(STATED PROBLEM): Find the lines holding the word "color" and collect them.

## Start GIVEN RECORDS

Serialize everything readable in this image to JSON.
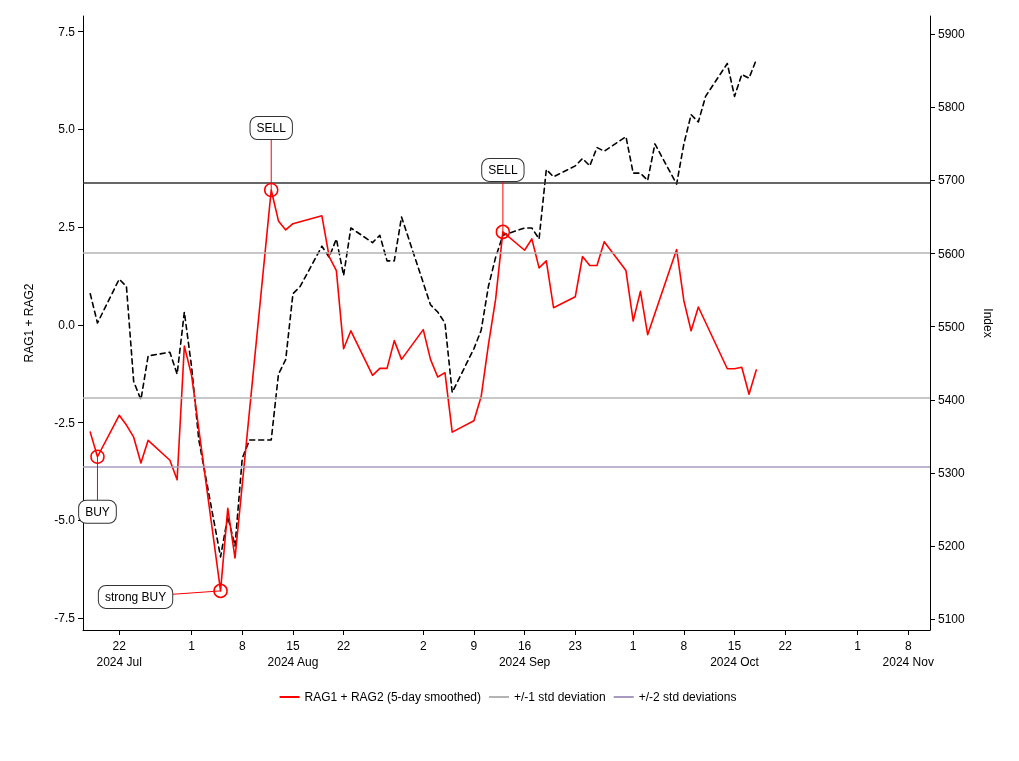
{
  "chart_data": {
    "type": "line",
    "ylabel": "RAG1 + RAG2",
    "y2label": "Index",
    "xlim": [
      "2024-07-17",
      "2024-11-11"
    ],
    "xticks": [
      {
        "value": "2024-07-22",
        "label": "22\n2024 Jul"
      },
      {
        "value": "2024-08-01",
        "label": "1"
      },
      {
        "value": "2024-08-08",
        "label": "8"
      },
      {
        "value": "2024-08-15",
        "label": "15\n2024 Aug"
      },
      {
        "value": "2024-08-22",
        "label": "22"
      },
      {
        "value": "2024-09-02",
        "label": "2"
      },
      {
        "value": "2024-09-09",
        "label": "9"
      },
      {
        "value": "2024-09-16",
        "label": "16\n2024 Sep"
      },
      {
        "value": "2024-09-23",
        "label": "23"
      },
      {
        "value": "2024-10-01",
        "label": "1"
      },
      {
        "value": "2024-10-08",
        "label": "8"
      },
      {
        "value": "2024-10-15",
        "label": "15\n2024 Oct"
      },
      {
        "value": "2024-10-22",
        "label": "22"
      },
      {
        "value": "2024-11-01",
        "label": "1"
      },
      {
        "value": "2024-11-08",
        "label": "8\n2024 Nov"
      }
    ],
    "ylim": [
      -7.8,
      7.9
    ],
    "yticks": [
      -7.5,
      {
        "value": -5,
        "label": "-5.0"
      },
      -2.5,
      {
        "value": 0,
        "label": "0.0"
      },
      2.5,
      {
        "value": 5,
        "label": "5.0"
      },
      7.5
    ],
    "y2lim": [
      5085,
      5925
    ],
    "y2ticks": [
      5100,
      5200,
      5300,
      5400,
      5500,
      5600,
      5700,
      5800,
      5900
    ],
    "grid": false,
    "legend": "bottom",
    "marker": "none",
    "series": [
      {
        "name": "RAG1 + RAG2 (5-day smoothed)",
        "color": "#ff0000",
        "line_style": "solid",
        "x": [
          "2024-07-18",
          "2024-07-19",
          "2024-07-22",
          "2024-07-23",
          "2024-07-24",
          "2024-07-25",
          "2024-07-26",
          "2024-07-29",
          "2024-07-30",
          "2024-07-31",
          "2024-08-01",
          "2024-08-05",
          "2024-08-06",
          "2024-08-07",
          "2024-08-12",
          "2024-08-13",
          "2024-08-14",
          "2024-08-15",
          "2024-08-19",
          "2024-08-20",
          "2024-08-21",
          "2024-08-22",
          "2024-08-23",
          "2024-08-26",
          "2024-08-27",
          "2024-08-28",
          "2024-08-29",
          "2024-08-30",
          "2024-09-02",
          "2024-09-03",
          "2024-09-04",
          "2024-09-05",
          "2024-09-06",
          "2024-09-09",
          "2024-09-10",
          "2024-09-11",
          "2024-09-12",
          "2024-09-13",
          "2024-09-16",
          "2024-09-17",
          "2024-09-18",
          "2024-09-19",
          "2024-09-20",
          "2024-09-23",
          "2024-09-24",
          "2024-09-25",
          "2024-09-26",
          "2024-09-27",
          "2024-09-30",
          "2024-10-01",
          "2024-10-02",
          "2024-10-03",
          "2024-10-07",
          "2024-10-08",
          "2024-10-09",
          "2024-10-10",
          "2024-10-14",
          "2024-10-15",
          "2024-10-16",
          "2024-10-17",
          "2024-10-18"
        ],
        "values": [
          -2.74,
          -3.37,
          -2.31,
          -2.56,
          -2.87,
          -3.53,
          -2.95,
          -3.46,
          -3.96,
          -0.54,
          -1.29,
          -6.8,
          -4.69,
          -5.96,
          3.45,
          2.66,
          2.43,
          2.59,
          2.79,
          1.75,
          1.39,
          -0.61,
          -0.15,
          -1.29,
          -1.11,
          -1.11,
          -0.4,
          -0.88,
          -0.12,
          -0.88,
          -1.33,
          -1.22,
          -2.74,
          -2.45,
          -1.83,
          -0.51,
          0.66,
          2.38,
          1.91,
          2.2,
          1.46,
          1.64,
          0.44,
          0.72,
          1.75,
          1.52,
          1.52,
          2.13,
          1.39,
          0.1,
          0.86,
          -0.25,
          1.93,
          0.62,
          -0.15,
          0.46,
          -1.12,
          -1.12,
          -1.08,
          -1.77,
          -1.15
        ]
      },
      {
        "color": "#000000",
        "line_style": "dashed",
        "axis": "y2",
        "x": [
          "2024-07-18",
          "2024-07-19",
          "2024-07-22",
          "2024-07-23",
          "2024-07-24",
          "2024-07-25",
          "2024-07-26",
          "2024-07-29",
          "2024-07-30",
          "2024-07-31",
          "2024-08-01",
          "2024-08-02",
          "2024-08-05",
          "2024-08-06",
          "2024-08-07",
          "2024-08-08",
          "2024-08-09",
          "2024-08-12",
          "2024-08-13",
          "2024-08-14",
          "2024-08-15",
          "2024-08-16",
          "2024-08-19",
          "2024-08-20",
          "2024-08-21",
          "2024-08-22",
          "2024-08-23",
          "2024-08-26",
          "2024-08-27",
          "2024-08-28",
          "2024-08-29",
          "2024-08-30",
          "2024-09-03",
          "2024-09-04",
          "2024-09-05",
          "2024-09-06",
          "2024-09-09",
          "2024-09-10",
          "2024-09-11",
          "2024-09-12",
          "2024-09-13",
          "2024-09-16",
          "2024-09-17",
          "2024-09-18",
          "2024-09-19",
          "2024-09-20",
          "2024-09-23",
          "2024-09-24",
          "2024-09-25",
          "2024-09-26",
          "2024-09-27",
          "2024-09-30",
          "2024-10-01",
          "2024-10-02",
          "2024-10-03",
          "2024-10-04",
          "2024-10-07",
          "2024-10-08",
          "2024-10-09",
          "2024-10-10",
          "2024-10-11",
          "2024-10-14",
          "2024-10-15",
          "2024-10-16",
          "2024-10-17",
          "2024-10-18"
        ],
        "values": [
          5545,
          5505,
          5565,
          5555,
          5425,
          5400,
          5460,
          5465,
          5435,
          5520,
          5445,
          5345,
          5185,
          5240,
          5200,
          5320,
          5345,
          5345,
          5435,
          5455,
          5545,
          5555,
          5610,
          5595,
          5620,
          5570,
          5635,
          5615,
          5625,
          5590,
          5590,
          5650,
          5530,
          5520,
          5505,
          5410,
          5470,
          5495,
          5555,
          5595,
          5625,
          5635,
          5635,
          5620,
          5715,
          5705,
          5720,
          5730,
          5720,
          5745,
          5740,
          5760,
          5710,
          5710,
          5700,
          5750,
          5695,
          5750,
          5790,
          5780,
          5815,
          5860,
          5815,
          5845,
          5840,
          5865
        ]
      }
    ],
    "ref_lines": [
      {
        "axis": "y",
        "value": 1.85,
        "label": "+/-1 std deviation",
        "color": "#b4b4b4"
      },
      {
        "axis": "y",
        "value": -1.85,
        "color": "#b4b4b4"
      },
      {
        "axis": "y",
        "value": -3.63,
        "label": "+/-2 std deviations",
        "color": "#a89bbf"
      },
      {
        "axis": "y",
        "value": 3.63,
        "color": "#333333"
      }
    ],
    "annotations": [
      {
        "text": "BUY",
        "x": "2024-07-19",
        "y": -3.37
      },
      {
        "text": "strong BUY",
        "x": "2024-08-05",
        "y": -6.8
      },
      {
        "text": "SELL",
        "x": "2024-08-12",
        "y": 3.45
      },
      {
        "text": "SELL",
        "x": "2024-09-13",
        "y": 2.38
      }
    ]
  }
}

## End GIVEN RECORDS

(COMPLETED EXERCISE):
        "color": "#ff0000",
        "color": "#000000",
        "color": "#b4b4b4"
        "color": "#b4b4b4"
        "color": "#a89bbf"
        "color": "#333333"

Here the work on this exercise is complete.